• Material for this task:
☆ ☆ ☆ ☆
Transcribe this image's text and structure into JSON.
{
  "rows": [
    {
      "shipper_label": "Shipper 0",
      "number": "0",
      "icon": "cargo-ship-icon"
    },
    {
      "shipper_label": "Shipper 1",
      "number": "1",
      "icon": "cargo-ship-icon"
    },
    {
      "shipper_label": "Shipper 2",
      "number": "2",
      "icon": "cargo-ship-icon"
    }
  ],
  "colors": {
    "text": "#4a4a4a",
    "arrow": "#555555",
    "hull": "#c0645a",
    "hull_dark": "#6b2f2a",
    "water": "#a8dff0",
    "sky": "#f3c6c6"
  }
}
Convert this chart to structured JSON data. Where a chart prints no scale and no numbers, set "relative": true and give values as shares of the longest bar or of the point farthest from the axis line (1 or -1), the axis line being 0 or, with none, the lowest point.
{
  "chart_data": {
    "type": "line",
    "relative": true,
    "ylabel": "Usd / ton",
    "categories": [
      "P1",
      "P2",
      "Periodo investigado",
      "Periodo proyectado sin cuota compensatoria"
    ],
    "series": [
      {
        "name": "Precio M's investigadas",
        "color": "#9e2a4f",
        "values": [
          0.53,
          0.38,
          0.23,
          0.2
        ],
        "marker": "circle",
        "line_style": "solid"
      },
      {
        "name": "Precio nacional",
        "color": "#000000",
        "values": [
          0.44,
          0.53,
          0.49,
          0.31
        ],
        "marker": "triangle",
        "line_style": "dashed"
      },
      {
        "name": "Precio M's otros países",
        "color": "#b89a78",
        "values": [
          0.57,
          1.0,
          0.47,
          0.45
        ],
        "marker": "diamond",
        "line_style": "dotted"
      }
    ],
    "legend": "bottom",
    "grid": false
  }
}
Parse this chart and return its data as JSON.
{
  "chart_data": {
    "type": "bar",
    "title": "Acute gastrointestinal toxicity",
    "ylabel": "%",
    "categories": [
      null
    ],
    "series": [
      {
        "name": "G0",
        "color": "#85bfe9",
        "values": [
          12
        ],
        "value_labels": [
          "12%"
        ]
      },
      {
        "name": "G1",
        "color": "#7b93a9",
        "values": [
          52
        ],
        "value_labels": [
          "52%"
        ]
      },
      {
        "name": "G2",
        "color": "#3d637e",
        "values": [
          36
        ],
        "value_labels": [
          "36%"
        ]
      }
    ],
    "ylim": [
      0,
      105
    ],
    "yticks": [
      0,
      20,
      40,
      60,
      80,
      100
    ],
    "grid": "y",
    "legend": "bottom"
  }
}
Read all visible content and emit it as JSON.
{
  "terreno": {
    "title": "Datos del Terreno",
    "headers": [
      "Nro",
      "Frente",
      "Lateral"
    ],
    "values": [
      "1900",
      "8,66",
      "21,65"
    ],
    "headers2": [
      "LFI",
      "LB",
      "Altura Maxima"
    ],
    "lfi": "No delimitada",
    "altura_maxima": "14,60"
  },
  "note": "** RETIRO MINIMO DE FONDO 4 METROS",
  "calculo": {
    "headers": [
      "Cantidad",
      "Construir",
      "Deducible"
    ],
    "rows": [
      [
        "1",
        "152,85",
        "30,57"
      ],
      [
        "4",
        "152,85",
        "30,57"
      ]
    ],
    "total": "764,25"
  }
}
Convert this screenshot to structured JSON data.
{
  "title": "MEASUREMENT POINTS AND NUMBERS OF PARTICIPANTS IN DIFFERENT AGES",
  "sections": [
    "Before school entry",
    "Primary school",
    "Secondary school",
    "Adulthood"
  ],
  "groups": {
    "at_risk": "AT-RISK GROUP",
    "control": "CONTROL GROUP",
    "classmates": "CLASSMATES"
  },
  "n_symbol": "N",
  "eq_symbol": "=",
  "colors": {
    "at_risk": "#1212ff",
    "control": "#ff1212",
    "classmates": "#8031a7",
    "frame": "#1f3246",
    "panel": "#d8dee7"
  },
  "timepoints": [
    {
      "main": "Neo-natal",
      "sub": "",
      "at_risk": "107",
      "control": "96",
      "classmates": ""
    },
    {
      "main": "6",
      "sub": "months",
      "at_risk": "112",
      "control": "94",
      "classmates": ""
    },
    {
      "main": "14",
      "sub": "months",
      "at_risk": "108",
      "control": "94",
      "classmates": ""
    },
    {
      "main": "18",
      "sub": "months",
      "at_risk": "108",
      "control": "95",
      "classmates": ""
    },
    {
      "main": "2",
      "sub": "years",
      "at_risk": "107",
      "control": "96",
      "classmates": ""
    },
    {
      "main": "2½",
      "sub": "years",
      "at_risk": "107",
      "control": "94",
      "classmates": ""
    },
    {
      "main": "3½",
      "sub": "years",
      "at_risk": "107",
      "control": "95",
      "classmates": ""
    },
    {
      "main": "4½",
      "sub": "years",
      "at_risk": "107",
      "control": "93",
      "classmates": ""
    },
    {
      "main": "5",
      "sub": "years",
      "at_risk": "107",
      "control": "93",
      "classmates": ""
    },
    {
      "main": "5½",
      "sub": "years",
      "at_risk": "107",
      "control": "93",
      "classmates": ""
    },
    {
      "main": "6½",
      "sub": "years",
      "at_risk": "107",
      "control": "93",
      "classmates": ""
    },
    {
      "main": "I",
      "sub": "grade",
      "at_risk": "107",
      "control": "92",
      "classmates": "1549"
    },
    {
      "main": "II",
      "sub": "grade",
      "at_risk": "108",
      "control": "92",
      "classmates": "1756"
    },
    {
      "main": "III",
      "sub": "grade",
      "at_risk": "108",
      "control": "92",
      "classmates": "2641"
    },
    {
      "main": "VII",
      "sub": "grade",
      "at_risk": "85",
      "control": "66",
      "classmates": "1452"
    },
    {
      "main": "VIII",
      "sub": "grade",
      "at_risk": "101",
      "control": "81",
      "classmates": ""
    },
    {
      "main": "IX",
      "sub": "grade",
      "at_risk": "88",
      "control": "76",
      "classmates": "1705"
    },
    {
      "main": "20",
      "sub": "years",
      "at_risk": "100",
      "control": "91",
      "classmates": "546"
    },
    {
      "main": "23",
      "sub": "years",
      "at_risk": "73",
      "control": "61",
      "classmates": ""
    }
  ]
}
☆ ☆ ☆ ☆
• Task statement: Every record above should be output exactly.

• Exercise response:
Transcribe this image's text and structure into JSON.
{
  "rows": [
    {
      "shipper_label": "Shipper 0",
      "number": "0",
      "icon": "cargo-ship-icon"
    },
    {
      "shipper_label": "Shipper 1",
      "number": "1",
      "icon": "cargo-ship-icon"
    },
    {
      "shipper_label": "Shipper 2",
      "number": "2",
      "icon": "cargo-ship-icon"
    }
  ],
  "colors": {
    "text": "#4a4a4a",
    "arrow": "#555555",
    "hull": "#c0645a",
    "hull_dark": "#6b2f2a",
    "water": "#a8dff0",
    "sky": "#f3c6c6"
  }
}
Convert this chart to structured JSON data. Where a chart prints no scale and no numbers, set "relative": true and give values as shares of the longest bar or of the point farthest from the axis line (1 or -1), the axis line being 0 or, with none, the lowest point.
{
  "chart_data": {
    "type": "line",
    "relative": true,
    "ylabel": "Usd / ton",
    "categories": [
      "P1",
      "P2",
      "Periodo investigado",
      "Periodo proyectado sin cuota compensatoria"
    ],
    "series": [
      {
        "name": "Precio M's investigadas",
        "color": "#9e2a4f",
        "values": [
          0.53,
          0.38,
          0.23,
          0.2
        ],
        "marker": "circle",
        "line_style": "solid"
      },
      {
        "name": "Precio nacional",
        "color": "#000000",
        "values": [
          0.44,
          0.53,
          0.49,
          0.31
        ],
        "marker": "triangle",
        "line_style": "dashed"
      },
      {
        "name": "Precio M's otros países",
        "color": "#b89a78",
        "values": [
          0.57,
          1.0,
          0.47,
          0.45
        ],
        "marker": "diamond",
        "line_style": "dotted"
      }
    ],
    "legend": "bottom",
    "grid": false
  }
}
Parse this chart and return its data as JSON.
{
  "chart_data": {
    "type": "bar",
    "title": "Acute gastrointestinal toxicity",
    "ylabel": "%",
    "categories": [
      null
    ],
    "series": [
      {
        "name": "G0",
        "color": "#85bfe9",
        "values": [
          12
        ],
        "value_labels": [
          "12%"
        ]
      },
      {
        "name": "G1",
        "color": "#7b93a9",
        "values": [
          52
        ],
        "value_labels": [
          "52%"
        ]
      },
      {
        "name": "G2",
        "color": "#3d637e",
        "values": [
          36
        ],
        "value_labels": [
          "36%"
        ]
      }
    ],
    "ylim": [
      0,
      105
    ],
    "yticks": [
      0,
      20,
      40,
      60,
      80,
      100
    ],
    "grid": "y",
    "legend": "bottom"
  }
}
Read all visible content and emit it as JSON.
{
  "terreno": {
    "title": "Datos del Terreno",
    "headers": [
      "Nro",
      "Frente",
      "Lateral"
    ],
    "values": [
      "1900",
      "8,66",
      "21,65"
    ],
    "headers2": [
      "LFI",
      "LB",
      "Altura Maxima"
    ],
    "lfi": "No delimitada",
    "altura_maxima": "14,60"
  },
  "note": "** RETIRO MINIMO DE FONDO 4 METROS",
  "calculo": {
    "headers": [
      "Cantidad",
      "Construir",
      "Deducible"
    ],
    "rows": [
      [
        "1",
        "152,85",
        "30,57"
      ],
      [
        "4",
        "152,85",
        "30,57"
      ]
    ],
    "total": "764,25"
  }
}
Convert this screenshot to structured JSON data.
{
  "title": "MEASUREMENT POINTS AND NUMBERS OF PARTICIPANTS IN DIFFERENT AGES",
  "sections": [
    "Before school entry",
    "Primary school",
    "Secondary school",
    "Adulthood"
  ],
  "groups": {
    "at_risk": "AT-RISK GROUP",
    "control": "CONTROL GROUP",
    "classmates": "CLASSMATES"
  },
  "n_symbol": "N",
  "eq_symbol": "=",
  "colors": {
    "at_risk": "#1212ff",
    "control": "#ff1212",
    "classmates": "#8031a7",
    "frame": "#1f3246",
    "panel": "#d8dee7"
  },
  "timepoints": [
    {
      "main": "Neo-natal",
      "sub": "",
      "at_risk": "107",
      "control": "96",
      "classmates": ""
    },
    {
      "main": "6",
      "sub": "months",
      "at_risk": "112",
      "control": "94",
      "classmates": ""
    },
    {
      "main": "14",
      "sub": "months",
      "at_risk": "108",
      "control": "94",
      "classmates": ""
    },
    {
      "main": "18",
      "sub": "months",
      "at_risk": "108",
      "control": "95",
      "classmates": ""
    },
    {
      "main": "2",
      "sub": "years",
      "at_risk": "107",
      "control": "96",
      "classmates": ""
    },
    {
      "main": "2½",
      "sub": "years",
      "at_risk": "107",
      "control": "94",
      "classmates": ""
    },
    {
      "main": "3½",
      "sub": "years",
      "at_risk": "107",
      "control": "95",
      "classmates": ""
    },
    {
      "main": "4½",
      "sub": "years",
      "at_risk": "107",
      "control": "93",
      "classmates": ""
    },
    {
      "main": "5",
      "sub": "years",
      "at_risk": "107",
      "control": "93",
      "classmates": ""
    },
    {
      "main": "5½",
      "sub": "years",
      "at_risk": "107",
      "control": "93",
      "classmates": ""
    },
    {
      "main": "6½",
      "sub": "years",
      "at_risk": "107",
      "control": "93",
      "classmates": ""
    },
    {
      "main": "I",
      "sub": "grade",
      "at_risk": "107",
      "control": "92",
      "classmates": "1549"
    },
    {
      "main": "II",
      "sub": "grade",
      "at_risk": "108",
      "control": "92",
      "classmates": "1756"
    },
    {
      "main": "III",
      "sub": "grade",
      "at_risk": "108",
      "control": "92",
      "classmates": "2641"
    },
    {
      "main": "VII",
      "sub": "grade",
      "at_risk": "85",
      "control": "66",
      "classmates": "1452"
    },
    {
      "main": "VIII",
      "sub": "grade",
      "at_risk": "101",
      "control": "81",
      "classmates": ""
    },
    {
      "main": "IX",
      "sub": "grade",
      "at_risk": "88",
      "control": "76",
      "classmates": "1705"
    },
    {
      "main": "20",
      "sub": "years",
      "at_risk": "100",
      "control": "91",
      "classmates": "546"
    },
    {
      "main": "23",
      "sub": "years",
      "at_risk": "73",
      "control": "61",
      "classmates": ""
    }
  ]
}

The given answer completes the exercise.